**Activity list**
a - In the email about Babase database access, what authentication method was postgres configured to use?
b - Write the next part of the email about Babase database access, picking up after its last sentence.

**Excerpt to read**

I have turned on SSL enryption in postgres and
are now allowing (only) encrypted connections directly
to the database from the internet. Out of paranoia
I have configured postgres to authenticate users using
the Unix PAM method, the same method it uses to authenticate
when you login to the Unix prompt on papio. This means
that you do _not_ use the database username/password, you use
the Unix username/password. I have done this so that
the full weight of Unix security is behind login authentication.
The downside is that people must have Unix passwords, and
have access to papio's Unix prompt. I don't see this
as much of a downside. It could even be a benefit because,
if we want to go this route, we have a single username/password
rather than a Unix password and a Babase database username/password.
(Then I don't have to be the one setting up passwords.
Perhaps Hunter can set it up so that there's a Babase
password that is associated with the database, and/or
the papio Unix prompt, as desired. This also gives us
a single username/password that I don't have to administer.)
There is a problem though. While I can login securely
to Babase from within Duke's network, I cannot do
so from the Internet at large. Some firewall
at Duke is in the way. This is a _big_ problem,
because we could not use phpAdmin III, or any other sort
of direct-connect front-end from Princeton or anywhere
but Duke. I would hope that Hunter is satisfied with
the security precautions taken and can fix this.
If not, we can always tunnel through ssh, but that's
another configuration hassle to go through on the
client side and logging in to papio with ssh
is another step to go through each time you want
to use Babase. (Just like what Leah and I had
to do to use the X based front-ends.)
(Leah/Catherine, if you want to install phpAdmin III
and try it out by tunneling through ssh let me know
and I'll talk you through the ssh part. Actually,
at the present moment, Leah can just install phpAdmin III
and use it. It's Cathrine, not being at Duke,
that's blocked by the firewall.)
I have asked Hunter to comment on the above.
> 4. Look into Grnome DB thing (another x11 program)
This also sounds like a good idea. I have not installed
it for you to try out as it does not seem to be in
the Duke yum software repository (Hunter? It's not
in Fedora at all AFIK.) This is not really an issue
as, like tora, at present I'm using a newer version
of Postgres and I'd have to put in a newer version
of Gnome-db to get it to work just right. But,
I figure it's not worth spending the hour or so
until we have a talk about all this.

**Listed records**

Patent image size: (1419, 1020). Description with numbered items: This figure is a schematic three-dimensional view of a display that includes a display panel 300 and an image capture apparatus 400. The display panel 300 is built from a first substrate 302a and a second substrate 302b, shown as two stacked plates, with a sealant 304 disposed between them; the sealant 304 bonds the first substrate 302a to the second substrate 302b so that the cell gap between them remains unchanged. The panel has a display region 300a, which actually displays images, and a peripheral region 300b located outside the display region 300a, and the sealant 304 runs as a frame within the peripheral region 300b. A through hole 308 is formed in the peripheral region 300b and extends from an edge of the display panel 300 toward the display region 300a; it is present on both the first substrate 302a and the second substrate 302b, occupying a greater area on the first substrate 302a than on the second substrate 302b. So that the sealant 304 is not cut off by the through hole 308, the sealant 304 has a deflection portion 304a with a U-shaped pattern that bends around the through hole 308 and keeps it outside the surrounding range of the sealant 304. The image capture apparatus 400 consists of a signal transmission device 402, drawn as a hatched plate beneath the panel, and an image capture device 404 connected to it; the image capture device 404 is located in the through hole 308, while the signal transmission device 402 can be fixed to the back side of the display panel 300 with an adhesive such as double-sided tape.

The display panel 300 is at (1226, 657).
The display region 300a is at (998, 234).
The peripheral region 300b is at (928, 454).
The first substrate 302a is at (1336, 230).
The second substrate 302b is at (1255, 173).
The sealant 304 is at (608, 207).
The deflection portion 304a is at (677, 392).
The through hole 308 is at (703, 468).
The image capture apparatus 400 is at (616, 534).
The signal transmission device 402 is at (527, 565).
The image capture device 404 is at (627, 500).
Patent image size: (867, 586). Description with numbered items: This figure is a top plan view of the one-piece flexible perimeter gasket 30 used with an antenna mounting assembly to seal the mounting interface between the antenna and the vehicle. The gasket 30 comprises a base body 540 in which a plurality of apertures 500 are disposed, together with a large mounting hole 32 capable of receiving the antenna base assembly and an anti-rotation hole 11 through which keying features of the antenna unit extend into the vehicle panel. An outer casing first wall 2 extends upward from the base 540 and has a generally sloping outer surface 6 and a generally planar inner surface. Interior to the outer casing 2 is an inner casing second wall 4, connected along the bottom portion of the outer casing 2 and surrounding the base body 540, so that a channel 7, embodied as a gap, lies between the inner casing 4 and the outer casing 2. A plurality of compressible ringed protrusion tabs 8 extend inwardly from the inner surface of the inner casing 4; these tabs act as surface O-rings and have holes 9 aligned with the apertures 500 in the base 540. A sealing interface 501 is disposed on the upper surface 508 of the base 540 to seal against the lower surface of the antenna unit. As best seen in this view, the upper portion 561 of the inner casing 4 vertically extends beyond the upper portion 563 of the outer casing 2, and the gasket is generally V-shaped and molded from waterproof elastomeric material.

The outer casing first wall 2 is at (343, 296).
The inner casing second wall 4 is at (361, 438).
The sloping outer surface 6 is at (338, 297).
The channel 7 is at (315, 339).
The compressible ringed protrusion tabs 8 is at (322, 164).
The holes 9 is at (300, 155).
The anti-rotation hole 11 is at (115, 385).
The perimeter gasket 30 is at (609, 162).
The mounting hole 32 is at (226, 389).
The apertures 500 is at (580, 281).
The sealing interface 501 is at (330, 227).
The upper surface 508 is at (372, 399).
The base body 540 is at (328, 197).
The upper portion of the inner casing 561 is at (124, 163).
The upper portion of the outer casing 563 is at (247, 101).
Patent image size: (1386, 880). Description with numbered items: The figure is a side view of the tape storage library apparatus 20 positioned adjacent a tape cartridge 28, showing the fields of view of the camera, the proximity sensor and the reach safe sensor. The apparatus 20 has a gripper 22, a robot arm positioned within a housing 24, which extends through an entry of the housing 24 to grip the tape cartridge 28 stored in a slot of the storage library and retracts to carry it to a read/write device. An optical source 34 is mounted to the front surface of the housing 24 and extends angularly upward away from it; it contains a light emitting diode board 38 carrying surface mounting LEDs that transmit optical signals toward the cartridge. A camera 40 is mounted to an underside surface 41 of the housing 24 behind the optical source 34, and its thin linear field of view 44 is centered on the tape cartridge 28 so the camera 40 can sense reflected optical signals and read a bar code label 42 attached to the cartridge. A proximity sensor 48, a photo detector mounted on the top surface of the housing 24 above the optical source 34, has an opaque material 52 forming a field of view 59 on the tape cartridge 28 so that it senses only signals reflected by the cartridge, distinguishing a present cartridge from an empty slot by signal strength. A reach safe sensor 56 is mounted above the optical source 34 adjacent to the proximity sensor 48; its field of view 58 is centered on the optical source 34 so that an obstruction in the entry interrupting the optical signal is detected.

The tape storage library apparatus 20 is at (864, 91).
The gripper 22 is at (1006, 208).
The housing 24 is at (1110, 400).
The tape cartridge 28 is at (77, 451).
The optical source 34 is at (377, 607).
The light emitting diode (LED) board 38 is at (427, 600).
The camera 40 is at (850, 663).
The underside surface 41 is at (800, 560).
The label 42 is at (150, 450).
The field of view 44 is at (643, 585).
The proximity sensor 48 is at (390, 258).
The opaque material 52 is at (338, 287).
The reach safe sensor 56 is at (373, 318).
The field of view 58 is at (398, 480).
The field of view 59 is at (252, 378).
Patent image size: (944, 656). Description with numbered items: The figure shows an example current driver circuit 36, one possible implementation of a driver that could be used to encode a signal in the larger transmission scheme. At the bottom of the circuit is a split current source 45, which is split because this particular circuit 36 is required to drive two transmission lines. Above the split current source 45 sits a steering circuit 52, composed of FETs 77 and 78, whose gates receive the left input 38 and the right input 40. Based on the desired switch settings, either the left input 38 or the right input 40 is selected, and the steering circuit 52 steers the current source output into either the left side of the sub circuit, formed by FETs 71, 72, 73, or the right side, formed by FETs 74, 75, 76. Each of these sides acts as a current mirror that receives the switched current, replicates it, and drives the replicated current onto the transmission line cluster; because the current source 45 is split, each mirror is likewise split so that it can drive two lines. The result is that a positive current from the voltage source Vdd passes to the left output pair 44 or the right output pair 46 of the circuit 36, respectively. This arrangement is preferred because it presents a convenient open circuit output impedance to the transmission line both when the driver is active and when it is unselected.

**Written responses**
a - The Unix PAM method, the same one used to log in to the Unix prompt on papio.

b -
Screenshots can be found here: http://www.gnome-db.org/screenshots.php
I like the graphical query maker that works from
the ER diagrams.
>
> Any ideas on these suggestions?
I think I could pretty quickly come up with an icon for
people's desktops that launch X based solutions, although
that would require a specific ssh environment be installed
on each person's workstations and that could mean issues
with institutional IT support.
We have to investigate things like downloading data from the
DB to excel/whatever for each, or decide to use different
programs for different things. No particular reason
why we can't use all of them, although it'd be nice to
have whatever we use be "stock", come with whatever
else we're using, just so that I don't have to do any
work come time Hunter wants to upgrade the server
or anybody gets a desktop upgrade in the case of
client-side programs.
>
> By the way, the database seems to be running much faster today than
> yesterday. I was able to do the same queries without as much trouble.
Probably because I wasn't beating the server to death
with a conversion. Also, FWIW, it gets faster after
you've run some queries. The caching brings your
data into RAM once it figures out what data you've
a tendency to work with. The new postgres has better
indexing. I might be able to delete some indexes
and get it so the whole db fits in RAM. Another
thing to get around to eventually.
>
>
> Leah
>
Karl <kop at meme.com>
Free Software: "You don't pay back, you pay forward."